**Task input:**
------------
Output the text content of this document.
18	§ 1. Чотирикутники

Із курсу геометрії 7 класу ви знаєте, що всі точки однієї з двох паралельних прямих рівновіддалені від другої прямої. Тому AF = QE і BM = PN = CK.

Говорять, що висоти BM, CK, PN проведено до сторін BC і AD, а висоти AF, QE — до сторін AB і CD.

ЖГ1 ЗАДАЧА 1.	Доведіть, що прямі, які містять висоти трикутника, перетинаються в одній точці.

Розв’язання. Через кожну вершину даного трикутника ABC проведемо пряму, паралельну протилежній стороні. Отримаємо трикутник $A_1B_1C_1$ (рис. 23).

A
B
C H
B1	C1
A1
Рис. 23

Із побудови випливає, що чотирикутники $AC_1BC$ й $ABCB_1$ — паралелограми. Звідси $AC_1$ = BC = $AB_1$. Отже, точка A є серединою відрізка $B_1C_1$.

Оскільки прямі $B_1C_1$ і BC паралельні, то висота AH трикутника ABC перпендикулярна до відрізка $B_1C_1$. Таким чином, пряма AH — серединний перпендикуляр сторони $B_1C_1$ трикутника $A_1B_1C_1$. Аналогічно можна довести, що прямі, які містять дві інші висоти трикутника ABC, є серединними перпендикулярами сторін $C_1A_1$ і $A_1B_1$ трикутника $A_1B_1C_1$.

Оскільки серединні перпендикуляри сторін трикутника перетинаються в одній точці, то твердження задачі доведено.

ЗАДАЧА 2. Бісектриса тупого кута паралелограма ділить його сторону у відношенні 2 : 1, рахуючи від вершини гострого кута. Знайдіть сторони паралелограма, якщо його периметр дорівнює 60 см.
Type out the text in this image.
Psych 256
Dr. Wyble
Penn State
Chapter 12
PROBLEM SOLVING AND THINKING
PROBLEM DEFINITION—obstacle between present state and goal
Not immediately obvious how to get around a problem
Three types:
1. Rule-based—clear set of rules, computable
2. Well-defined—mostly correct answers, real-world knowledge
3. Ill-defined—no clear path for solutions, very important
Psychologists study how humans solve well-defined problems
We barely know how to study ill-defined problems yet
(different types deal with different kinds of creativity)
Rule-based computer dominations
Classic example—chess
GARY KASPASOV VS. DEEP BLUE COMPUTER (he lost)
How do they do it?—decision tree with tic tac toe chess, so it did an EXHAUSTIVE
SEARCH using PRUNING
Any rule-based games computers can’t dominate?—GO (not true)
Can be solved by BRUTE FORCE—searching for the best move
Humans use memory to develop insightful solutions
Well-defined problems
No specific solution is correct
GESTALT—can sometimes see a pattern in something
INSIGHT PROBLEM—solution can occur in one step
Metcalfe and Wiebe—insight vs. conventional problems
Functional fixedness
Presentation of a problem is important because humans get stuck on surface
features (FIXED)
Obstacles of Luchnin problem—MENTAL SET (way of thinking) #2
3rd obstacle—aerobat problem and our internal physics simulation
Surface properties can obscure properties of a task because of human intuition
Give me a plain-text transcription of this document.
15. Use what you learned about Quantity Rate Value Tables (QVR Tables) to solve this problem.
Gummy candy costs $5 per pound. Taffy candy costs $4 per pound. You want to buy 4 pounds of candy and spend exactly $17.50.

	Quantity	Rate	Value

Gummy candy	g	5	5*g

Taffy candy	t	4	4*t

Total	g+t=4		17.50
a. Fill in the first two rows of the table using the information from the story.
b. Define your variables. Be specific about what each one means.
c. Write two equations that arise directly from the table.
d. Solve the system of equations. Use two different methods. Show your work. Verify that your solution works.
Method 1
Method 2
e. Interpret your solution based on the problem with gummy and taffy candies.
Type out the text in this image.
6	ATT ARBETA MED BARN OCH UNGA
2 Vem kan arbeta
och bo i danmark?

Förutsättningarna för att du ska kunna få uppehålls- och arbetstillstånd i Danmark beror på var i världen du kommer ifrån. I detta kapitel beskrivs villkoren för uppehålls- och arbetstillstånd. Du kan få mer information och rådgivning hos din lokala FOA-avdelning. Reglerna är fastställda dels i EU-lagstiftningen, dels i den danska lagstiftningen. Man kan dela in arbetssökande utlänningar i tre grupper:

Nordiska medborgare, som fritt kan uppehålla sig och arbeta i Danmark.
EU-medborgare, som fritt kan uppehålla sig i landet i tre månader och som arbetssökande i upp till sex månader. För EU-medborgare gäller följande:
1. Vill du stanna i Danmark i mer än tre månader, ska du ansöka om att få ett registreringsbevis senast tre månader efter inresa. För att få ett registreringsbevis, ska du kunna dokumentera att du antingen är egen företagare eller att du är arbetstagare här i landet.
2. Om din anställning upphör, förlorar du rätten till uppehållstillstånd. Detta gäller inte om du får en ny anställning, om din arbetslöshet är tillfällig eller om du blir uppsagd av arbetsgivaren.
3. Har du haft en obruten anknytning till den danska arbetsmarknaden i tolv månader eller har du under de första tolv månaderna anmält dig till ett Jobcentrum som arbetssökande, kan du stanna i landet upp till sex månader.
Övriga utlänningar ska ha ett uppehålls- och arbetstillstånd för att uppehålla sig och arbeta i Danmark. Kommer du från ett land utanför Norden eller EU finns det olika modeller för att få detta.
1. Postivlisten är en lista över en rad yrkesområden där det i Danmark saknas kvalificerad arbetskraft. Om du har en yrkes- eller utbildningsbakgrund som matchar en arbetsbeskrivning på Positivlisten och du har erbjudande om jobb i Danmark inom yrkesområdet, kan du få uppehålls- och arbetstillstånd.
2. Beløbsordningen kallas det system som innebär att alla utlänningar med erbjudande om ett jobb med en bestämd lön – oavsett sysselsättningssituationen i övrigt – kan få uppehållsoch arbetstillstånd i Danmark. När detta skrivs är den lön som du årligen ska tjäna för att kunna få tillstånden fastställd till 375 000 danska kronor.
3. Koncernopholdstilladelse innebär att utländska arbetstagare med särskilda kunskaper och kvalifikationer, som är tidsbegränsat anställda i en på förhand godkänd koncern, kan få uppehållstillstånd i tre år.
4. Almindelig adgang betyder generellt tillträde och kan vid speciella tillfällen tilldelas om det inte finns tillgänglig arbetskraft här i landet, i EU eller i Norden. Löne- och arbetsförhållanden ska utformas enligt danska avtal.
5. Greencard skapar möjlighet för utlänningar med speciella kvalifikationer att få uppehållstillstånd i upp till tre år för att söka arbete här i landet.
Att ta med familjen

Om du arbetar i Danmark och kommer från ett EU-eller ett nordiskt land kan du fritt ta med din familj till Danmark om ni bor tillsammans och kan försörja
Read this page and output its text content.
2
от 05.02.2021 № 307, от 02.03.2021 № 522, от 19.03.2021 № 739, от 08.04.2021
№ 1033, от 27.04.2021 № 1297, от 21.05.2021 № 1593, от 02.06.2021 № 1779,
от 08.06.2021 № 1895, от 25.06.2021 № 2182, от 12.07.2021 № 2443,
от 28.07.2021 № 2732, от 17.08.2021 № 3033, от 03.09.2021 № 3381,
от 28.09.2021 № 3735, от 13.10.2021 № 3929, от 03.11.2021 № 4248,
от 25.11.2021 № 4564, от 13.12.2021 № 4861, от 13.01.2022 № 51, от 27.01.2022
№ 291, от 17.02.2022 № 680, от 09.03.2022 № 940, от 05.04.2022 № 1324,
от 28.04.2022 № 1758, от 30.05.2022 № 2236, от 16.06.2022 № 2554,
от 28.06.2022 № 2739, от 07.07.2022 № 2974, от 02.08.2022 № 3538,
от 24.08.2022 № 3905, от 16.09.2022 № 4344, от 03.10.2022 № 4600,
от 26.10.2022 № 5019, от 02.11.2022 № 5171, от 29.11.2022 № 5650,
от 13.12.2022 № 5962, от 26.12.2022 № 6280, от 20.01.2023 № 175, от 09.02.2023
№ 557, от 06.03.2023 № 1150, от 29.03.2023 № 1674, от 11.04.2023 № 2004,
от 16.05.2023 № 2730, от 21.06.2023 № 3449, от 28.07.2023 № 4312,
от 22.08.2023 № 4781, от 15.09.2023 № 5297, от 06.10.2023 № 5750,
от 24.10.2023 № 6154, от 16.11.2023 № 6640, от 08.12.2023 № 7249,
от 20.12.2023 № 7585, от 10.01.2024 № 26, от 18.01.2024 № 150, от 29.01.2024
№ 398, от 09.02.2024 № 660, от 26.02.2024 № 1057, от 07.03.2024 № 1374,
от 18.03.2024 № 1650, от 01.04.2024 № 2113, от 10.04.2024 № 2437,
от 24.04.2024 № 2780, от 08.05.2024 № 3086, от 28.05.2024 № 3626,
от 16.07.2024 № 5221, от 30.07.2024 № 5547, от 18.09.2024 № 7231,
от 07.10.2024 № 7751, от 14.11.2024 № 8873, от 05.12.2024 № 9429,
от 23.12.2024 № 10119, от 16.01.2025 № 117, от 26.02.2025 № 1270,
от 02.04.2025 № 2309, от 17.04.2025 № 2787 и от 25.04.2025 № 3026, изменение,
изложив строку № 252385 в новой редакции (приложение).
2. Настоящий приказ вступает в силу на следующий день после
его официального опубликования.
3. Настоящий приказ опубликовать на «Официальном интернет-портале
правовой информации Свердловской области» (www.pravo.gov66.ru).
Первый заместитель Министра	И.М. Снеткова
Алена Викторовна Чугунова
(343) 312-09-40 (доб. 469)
------------
**Your goal:**
List the lines of the records where "Value" occurs.

**The solution:**
15. Use what you learned about Quantity Rate Value Tables (QVR Tables) to solve this problem.
	Quantity	Rate	Value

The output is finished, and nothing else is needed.